• **Given task**:
Nothing in the data should change when you return it, but leave the pictures out.

Dataset entries:
----------
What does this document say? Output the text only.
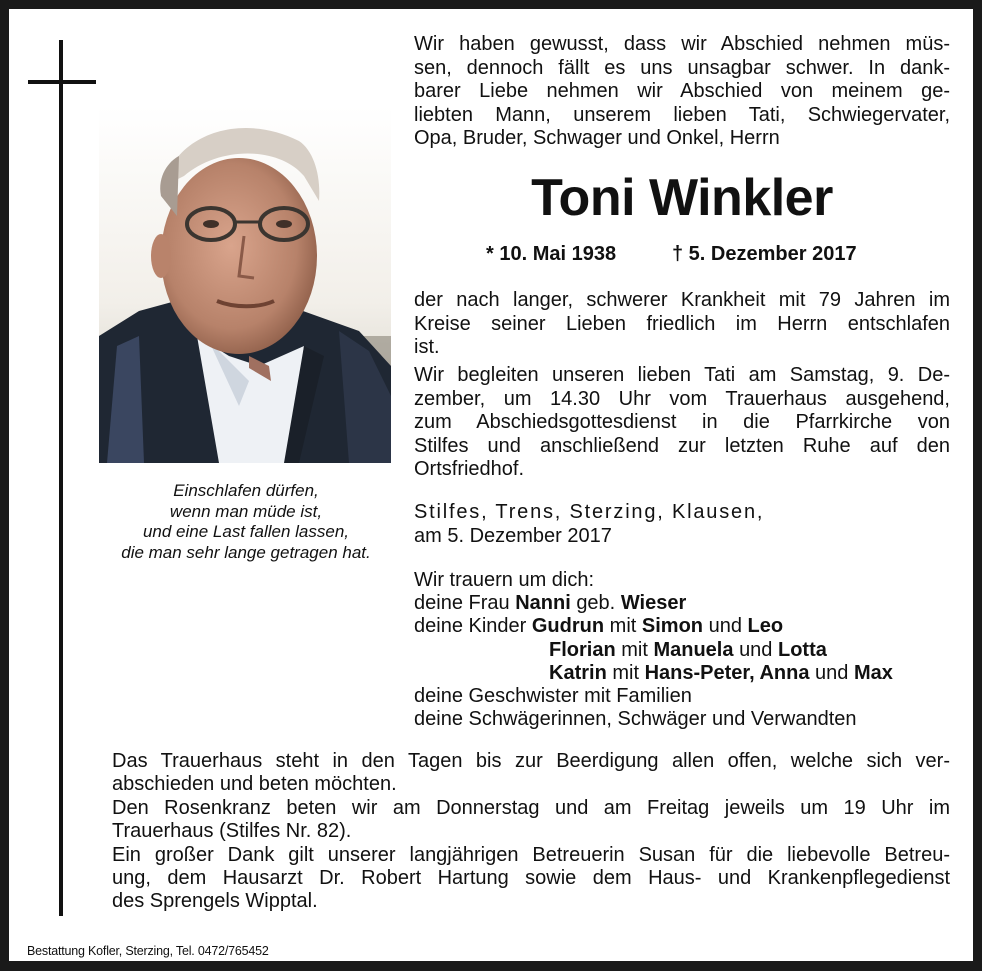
Einschlafen dürfen,
wenn man müde ist,
und eine Last fallen lassen,
die man sehr lange getragen hat.
Wir haben gewusst, dass wir Abschied nehmen müs-
sen, dennoch fällt es uns unsagbar schwer. In dank-
barer Liebe nehmen wir Abschied von meinem ge-
liebten Mann, unserem lieben Tati, Schwiegervater,
Opa, Bruder, Schwager und Onkel, Herrn
Toni Winkler
* 10. Mai 1938	† 5. Dezember 2017
der nach langer, schwerer Krankheit mit 79 Jahren im
Kreise seiner Lieben friedlich im Herrn entschlafen
ist.
Wir begleiten unseren lieben Tati am Samstag, 9. De-
zember, um 14.30 Uhr vom Trauerhaus ausgehend,
zum Abschiedsgottesdienst in die Pfarrkirche von
Stilfes und anschließend zur letzten Ruhe auf den
Ortsfriedhof.
Stilfes, Trens, Sterzing, Klausen,
am 5. Dezember 2017
Wir trauern um dich:
deine Frau Nanni geb. Wieser
deine Kinder Gudrun mit Simon und Leo
Florian mit Manuela und Lotta
Katrin mit Hans-Peter, Anna und Max
deine Geschwister mit Familien
deine Schwägerinnen, Schwäger und Verwandten
Das Trauerhaus steht in den Tagen bis zur Beerdigung allen offen, welche sich ver-
abschieden und beten möchten.
Den Rosenkranz beten wir am Donnerstag und am Freitag jeweils um 19 Uhr im
Trauerhaus (Stilfes Nr. 82).
Ein großer Dank gilt unserer langjährigen Betreuerin Susan für die liebevolle Betreu-
ung, dem Hausarzt Dr. Robert Hartung sowie dem Haus- und Krankenpflegedienst
des Sprengels Wipptal.
Bestattung Kofler, Sterzing, Tel. 0472/765452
----------
• **Final answer**:
What does this document say? Output the text only.
Einschlafen dürfen,
wenn man müde ist,
und eine Last fallen lassen,
die man sehr lange getragen hat.
Wir haben gewusst, dass wir Abschied nehmen müs-
sen, dennoch fällt es uns unsagbar schwer. In dank-
barer Liebe nehmen wir Abschied von meinem ge-
liebten Mann, unserem lieben Tati, Schwiegervater,
Opa, Bruder, Schwager und Onkel, Herrn
Toni Winkler
* 10. Mai 1938	† 5. Dezember 2017
der nach langer, schwerer Krankheit mit 79 Jahren im
Kreise seiner Lieben friedlich im Herrn entschlafen
ist.
Wir begleiten unseren lieben Tati am Samstag, 9. De-
zember, um 14.30 Uhr vom Trauerhaus ausgehend,
zum Abschiedsgottesdienst in die Pfarrkirche von
Stilfes und anschließend zur letzten Ruhe auf den
Ortsfriedhof.
Stilfes, Trens, Sterzing, Klausen,
am 5. Dezember 2017
Wir trauern um dich:
deine Frau Nanni geb. Wieser
deine Kinder Gudrun mit Simon und Leo
Florian mit Manuela und Lotta
Katrin mit Hans-Peter, Anna und Max
deine Geschwister mit Familien
deine Schwägerinnen, Schwäger und Verwandten
Das Trauerhaus steht in den Tagen bis zur Beerdigung allen offen, welche sich ver-
abschieden und beten möchten.
Den Rosenkranz beten wir am Donnerstag und am Freitag jeweils um 19 Uhr im
Trauerhaus (Stilfes Nr. 82).
Ein großer Dank gilt unserer langjährigen Betreuerin Susan für die liebevolle Betreu-
ung, dem Hausarzt Dr. Robert Hartung sowie dem Haus- und Krankenpflegedienst
des Sprengels Wipptal.
Bestattung Kofler, Sterzing, Tel. 0472/765452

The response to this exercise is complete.